__Problem statement__
Do not copy the pictures; transcribe all other material exactly.

-- BEGIN Data --

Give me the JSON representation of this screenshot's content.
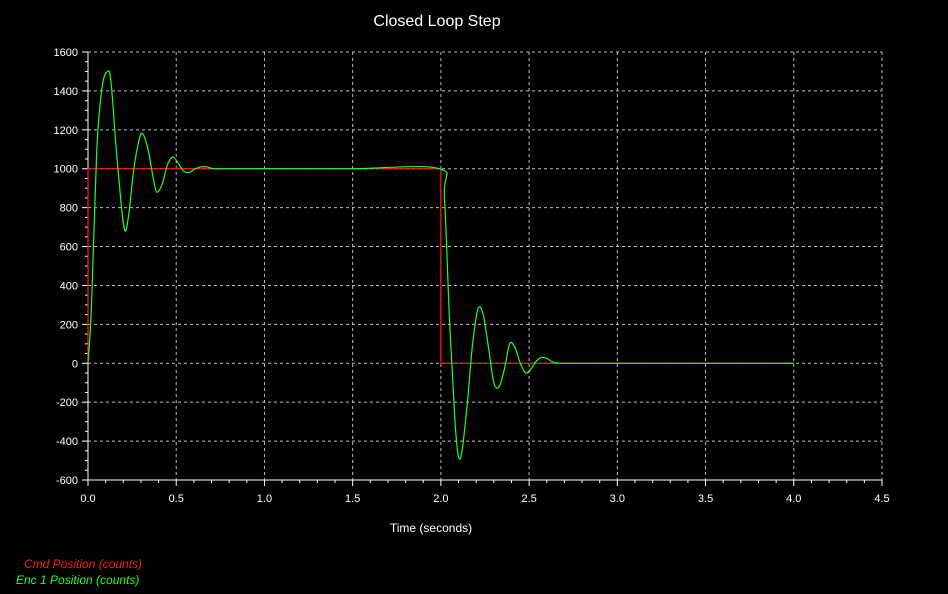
{
  "chart_data": {
    "type": "line",
    "title": "Closed Loop Step",
    "xlabel": "Time (seconds)",
    "ylabel": "",
    "xlim": [
      0,
      4.5
    ],
    "ylim": [
      -600,
      1600
    ],
    "x_ticks": [
      "0.0",
      "0.5",
      "1.0",
      "1.5",
      "2.0",
      "2.5",
      "3.0",
      "3.5",
      "4.0",
      "4.5"
    ],
    "y_ticks": [
      "1600",
      "1400",
      "1200",
      "1000",
      "800",
      "600",
      "400",
      "200",
      "0",
      "-200",
      "-400",
      "-600"
    ],
    "grid": true,
    "background": "#000000",
    "series": [
      {
        "name": "Cmd Position (counts)",
        "color": "#ff1a1a",
        "x": [
          0.0,
          0.0,
          2.0,
          2.0,
          4.0
        ],
        "y": [
          0,
          1000,
          1000,
          0,
          0
        ]
      },
      {
        "name": "Enc 1 Position (counts)",
        "color": "#22ff22",
        "x": [
          0.0,
          0.02,
          0.05,
          0.08,
          0.11,
          0.13,
          0.16,
          0.19,
          0.21,
          0.23,
          0.26,
          0.29,
          0.31,
          0.34,
          0.37,
          0.39,
          0.42,
          0.45,
          0.48,
          0.51,
          0.54,
          0.57,
          0.61,
          0.64,
          0.67,
          0.71,
          0.75,
          1.0,
          1.5,
          1.99,
          2.02,
          2.05,
          2.08,
          2.1,
          2.12,
          2.15,
          2.18,
          2.21,
          2.24,
          2.27,
          2.3,
          2.33,
          2.36,
          2.39,
          2.42,
          2.45,
          2.48,
          2.51,
          2.54,
          2.57,
          2.6,
          2.64,
          2.7,
          3.0,
          3.5,
          4.0
        ],
        "y": [
          0,
          300,
          1100,
          1420,
          1500,
          1450,
          1100,
          800,
          680,
          760,
          1000,
          1150,
          1180,
          1100,
          950,
          880,
          920,
          1020,
          1060,
          1030,
          990,
          980,
          1000,
          1010,
          1010,
          1000,
          1000,
          1000,
          1000,
          1000,
          850,
          200,
          -300,
          -480,
          -450,
          -200,
          100,
          280,
          250,
          80,
          -100,
          -120,
          -30,
          100,
          80,
          0,
          -50,
          -30,
          10,
          30,
          25,
          5,
          0,
          0,
          0,
          0
        ]
      }
    ]
  }
}
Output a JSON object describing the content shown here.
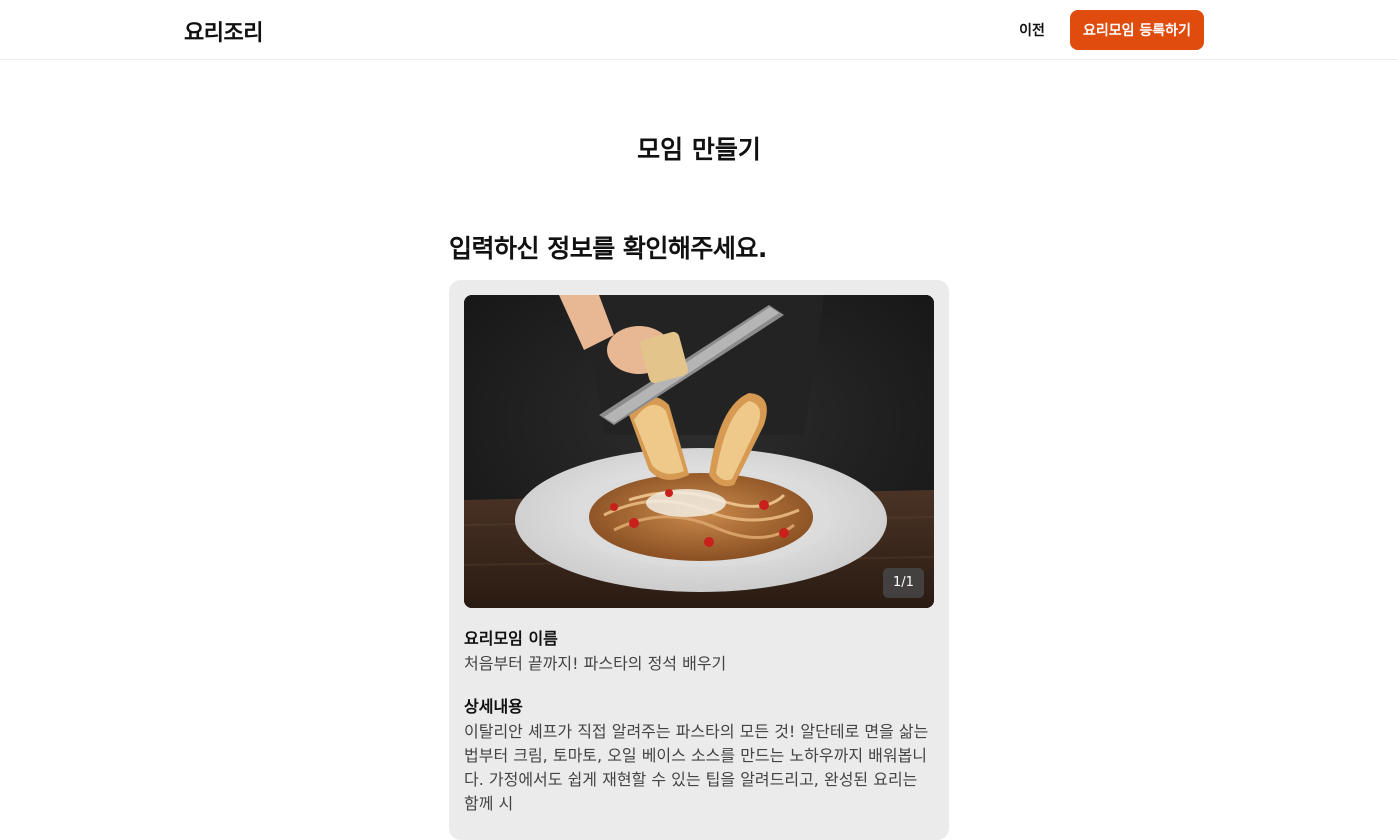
{
  "header": {
    "logo": "요리조리",
    "prev_label": "이전",
    "register_label": "요리모임 등록하기"
  },
  "page": {
    "title": "모임 만들기",
    "section_heading": "입력하신 정보를 확인해주세요."
  },
  "card": {
    "image_counter": "1/1",
    "name_label": "요리모임 이름",
    "name_value": "처음부터 끝까지! 파스타의 정석 배우기",
    "detail_label": "상세내용",
    "detail_value": "이탈리안 셰프가 직접 알려주는 파스타의 모든 것! 알단테로 면을 삶는 법부터 크림, 토마토, 오일 베이스 소스를 만드는 노하우까지 배워봅니다. 가정에서도 쉽게 재현할 수 있는 팁을 알려드리고, 완성된 요리는 함께 시"
  },
  "colors": {
    "accent": "#e04b0e",
    "card_bg": "#ebebeb"
  }
}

-- END Data --

__Response for this exercise__
Give me the JSON representation of this screenshot's content.
{
  "chart_data": {
    "type": "line",
    "title": "Closed Loop Step",
    "xlabel": "Time (seconds)",
    "ylabel": "",
    "xlim": [
      0,
      4.5
    ],
    "ylim": [
      -600,
      1600
    ],
    "x_ticks": [
      "0.0",
      "0.5",
      "1.0",
      "1.5",
      "2.0",
      "2.5",
      "3.0",
      "3.5",
      "4.0",
      "4.5"
    ],
    "y_ticks": [
      "1600",
      "1400",
      "1200",
      "1000",
      "800",
      "600",
      "400",
      "200",
      "0",
      "-200",
      "-400",
      "-600"
    ],
    "grid": true,
    "background": "#000000",
    "series": [
      {
        "name": "Cmd Position (counts)",
        "color": "#ff1a1a",
        "x": [
          0.0,
          0.0,
          2.0,
          2.0,
          4.0
        ],
        "y": [
          0,
          1000,
          1000,
          0,
          0
        ]
      },
      {
        "name": "Enc 1 Position (counts)",
        "color": "#22ff22",
        "x": [
          0.0,
          0.02,
          0.05,
          0.08,
          0.11,
          0.13,
          0.16,
          0.19,
          0.21,
          0.23,
          0.26,
          0.29,
          0.31,
          0.34,
          0.37,
          0.39,
          0.42,
          0.45,
          0.48,
          0.51,
          0.54,
          0.57,
          0.61,
          0.64,
          0.67,
          0.71,
          0.75,
          1.0,
          1.5,
          1.99,
          2.02,
          2.05,
          2.08,
          2.1,
          2.12,
          2.15,
          2.18,
          2.21,
          2.24,
          2.27,
          2.3,
          2.33,
          2.36,
          2.39,
          2.42,
          2.45,
          2.48,
          2.51,
          2.54,
          2.57,
          2.6,
          2.64,
          2.7,
          3.0,
          3.5,
          4.0
        ],
        "y": [
          0,
          300,
          1100,
          1420,
          1500,
          1450,
          1100,
          800,
          680,
          760,
          1000,
          1150,
          1180,
          1100,
          950,
          880,
          920,
          1020,
          1060,
          1030,
          990,
          980,
          1000,
          1010,
          1010,
          1000,
          1000,
          1000,
          1000,
          1000,
          850,
          200,
          -300,
          -480,
          -450,
          -200,
          100,
          280,
          250,
          80,
          -100,
          -120,
          -30,
          100,
          80,
          0,
          -50,
          -30,
          10,
          30,
          25,
          5,
          0,
          0,
          0,
          0
        ]
      }
    ]
  }
}
Output a JSON object describing the content shown here.
{
  "header": {
    "logo": "요리조리",
    "prev_label": "이전",
    "register_label": "요리모임 등록하기"
  },
  "page": {
    "title": "모임 만들기",
    "section_heading": "입력하신 정보를 확인해주세요."
  },
  "card": {
    "image_counter": "1/1",
    "name_label": "요리모임 이름",
    "name_value": "처음부터 끝까지! 파스타의 정석 배우기",
    "detail_label": "상세내용",
    "detail_value": "이탈리안 셰프가 직접 알려주는 파스타의 모든 것! 알단테로 면을 삶는 법부터 크림, 토마토, 오일 베이스 소스를 만드는 노하우까지 배워봅니다. 가정에서도 쉽게 재현할 수 있는 팁을 알려드리고, 완성된 요리는 함께 시"
  },
  "colors": {
    "accent": "#e04b0e",
    "card_bg": "#ebebeb"
  }
}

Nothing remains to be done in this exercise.